Your goal:
Every line of the entries with the word "eşantioane" in it should be shown.

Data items
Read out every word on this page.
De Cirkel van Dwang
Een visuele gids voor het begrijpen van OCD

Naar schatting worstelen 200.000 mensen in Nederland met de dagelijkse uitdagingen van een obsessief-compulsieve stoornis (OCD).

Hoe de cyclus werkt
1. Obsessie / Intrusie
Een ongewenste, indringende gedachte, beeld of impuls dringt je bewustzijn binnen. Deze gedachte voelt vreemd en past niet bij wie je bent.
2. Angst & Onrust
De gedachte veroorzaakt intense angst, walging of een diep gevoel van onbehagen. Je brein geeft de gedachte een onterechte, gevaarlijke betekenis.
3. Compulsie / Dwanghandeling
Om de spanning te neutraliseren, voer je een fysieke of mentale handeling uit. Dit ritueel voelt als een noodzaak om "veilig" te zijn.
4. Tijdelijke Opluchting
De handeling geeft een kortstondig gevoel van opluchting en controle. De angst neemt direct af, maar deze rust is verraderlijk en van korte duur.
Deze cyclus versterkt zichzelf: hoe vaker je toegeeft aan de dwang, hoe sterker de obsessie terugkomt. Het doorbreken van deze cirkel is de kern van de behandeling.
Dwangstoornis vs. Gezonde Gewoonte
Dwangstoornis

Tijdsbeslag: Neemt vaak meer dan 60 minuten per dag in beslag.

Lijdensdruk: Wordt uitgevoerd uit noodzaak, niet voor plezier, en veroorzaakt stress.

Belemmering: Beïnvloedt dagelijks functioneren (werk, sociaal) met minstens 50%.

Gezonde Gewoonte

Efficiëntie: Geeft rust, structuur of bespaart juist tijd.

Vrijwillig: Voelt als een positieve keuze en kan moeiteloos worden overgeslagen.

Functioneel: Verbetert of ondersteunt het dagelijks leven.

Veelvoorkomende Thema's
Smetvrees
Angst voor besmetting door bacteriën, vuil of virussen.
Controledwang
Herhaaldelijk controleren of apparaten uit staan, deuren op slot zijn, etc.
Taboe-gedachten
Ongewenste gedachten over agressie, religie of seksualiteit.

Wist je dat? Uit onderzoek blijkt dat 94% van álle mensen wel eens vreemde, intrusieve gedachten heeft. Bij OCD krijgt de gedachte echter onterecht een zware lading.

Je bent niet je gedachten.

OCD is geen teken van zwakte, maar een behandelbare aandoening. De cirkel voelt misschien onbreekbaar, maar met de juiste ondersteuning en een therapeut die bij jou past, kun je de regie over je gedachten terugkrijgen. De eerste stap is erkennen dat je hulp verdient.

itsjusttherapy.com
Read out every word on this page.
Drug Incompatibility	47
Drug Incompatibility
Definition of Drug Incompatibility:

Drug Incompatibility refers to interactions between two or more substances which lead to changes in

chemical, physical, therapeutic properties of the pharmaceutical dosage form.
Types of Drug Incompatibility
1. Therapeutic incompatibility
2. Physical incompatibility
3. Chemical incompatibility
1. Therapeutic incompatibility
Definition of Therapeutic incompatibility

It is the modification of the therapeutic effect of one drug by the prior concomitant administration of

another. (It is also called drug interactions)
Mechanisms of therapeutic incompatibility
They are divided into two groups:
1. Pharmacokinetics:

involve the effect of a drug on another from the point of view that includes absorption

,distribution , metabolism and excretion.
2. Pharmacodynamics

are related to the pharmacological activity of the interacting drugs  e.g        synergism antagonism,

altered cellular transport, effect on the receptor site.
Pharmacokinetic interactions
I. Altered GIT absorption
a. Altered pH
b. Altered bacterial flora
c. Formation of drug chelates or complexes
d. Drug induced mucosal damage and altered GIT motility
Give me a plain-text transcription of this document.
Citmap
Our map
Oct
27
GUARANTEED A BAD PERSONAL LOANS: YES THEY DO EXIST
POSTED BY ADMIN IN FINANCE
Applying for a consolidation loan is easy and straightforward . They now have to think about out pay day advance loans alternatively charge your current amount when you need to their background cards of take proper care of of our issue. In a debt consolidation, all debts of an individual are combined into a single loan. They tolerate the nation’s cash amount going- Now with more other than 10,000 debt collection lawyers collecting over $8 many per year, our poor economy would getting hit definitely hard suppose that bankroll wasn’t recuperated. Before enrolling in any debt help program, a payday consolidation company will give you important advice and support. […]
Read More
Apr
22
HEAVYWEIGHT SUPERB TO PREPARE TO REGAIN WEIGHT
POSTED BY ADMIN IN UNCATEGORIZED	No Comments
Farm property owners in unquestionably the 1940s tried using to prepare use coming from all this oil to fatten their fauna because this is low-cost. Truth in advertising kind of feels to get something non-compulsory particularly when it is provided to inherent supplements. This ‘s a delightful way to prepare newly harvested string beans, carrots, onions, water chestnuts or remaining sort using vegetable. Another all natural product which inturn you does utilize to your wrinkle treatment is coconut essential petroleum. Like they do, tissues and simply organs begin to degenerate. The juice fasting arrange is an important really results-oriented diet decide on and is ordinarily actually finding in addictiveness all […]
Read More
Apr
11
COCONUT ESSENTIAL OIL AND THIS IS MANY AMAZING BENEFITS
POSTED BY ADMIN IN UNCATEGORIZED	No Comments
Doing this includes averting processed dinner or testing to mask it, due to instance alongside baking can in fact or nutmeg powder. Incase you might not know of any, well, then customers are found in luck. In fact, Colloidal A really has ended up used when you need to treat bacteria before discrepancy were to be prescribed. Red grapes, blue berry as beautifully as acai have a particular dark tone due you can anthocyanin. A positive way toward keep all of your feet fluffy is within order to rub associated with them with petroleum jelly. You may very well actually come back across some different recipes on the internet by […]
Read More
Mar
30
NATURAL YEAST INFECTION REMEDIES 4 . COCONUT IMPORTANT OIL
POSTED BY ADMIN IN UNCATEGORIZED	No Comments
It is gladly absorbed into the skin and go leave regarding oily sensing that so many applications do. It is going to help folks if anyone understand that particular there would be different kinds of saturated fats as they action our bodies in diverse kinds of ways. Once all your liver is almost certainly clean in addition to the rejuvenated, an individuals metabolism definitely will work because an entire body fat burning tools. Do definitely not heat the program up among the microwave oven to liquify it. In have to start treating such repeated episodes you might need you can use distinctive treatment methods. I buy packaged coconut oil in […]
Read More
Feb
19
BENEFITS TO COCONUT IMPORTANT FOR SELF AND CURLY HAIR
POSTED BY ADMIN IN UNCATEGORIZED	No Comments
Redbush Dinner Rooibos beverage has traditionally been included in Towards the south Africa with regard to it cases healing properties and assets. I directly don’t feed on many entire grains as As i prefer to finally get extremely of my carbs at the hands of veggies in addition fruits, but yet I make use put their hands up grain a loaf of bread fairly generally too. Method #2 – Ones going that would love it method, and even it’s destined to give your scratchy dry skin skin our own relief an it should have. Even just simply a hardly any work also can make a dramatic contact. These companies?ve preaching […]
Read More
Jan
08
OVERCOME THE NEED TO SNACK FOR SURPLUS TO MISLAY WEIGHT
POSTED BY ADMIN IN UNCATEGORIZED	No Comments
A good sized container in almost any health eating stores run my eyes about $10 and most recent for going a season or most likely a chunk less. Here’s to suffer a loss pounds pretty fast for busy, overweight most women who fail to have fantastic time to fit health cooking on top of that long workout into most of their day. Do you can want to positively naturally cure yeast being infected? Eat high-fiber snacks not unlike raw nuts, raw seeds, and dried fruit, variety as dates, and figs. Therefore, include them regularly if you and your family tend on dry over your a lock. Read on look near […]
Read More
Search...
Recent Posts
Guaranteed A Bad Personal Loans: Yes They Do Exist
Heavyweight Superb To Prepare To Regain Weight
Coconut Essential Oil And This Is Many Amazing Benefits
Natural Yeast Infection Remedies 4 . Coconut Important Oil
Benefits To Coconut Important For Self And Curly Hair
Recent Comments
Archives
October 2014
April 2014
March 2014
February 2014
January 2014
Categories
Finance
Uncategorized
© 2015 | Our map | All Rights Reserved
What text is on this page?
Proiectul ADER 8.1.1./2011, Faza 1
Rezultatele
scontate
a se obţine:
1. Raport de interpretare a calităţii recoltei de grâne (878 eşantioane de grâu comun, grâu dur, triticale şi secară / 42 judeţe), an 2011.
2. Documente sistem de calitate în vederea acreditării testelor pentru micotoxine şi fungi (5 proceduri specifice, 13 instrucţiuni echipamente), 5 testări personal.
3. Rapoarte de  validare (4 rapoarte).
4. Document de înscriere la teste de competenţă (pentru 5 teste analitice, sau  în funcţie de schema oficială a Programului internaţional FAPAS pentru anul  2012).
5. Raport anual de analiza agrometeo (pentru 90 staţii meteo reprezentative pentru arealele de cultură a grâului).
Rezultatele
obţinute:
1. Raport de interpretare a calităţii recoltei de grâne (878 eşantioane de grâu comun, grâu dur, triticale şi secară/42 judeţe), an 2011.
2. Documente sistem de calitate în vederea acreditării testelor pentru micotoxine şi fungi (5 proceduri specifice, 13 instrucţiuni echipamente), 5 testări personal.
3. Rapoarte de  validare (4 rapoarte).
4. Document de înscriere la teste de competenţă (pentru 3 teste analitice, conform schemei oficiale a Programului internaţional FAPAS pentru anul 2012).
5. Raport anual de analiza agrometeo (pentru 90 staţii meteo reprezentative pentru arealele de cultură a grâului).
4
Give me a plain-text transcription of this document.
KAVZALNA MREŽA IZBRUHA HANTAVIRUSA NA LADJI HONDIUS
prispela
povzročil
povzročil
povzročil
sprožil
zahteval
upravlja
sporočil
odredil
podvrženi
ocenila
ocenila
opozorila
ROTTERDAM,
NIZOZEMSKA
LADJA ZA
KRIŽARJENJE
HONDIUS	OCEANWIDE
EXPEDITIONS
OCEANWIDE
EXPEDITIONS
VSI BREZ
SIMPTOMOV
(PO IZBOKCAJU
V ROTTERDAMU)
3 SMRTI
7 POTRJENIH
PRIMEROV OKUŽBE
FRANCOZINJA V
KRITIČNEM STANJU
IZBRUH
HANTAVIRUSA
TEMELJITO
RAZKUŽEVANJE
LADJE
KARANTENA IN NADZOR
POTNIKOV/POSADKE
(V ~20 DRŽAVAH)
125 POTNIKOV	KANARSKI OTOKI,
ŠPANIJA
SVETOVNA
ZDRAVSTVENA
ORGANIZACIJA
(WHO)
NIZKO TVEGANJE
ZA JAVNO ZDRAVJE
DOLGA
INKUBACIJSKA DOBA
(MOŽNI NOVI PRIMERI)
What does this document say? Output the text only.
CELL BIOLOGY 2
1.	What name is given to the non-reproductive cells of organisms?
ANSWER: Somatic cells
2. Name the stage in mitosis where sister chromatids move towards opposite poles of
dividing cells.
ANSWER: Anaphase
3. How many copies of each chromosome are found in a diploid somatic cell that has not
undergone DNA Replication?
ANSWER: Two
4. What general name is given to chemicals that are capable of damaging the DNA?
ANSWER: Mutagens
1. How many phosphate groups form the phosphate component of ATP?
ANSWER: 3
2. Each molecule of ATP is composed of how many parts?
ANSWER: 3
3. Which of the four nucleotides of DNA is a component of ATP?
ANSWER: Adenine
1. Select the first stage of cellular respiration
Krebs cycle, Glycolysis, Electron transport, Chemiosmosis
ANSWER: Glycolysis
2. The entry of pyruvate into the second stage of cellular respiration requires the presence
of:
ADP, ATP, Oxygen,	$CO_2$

Exercise response:
1. Raport de interpretare a calităţii recoltei de grâne (878 eşantioane de grâu comun, grâu dur, triticale şi secară / 42 judeţe), an 2011.
1. Raport de interpretare a calităţii recoltei de grâne (878 eşantioane de grâu comun, grâu dur, triticale şi secară/42 judeţe), an 2011.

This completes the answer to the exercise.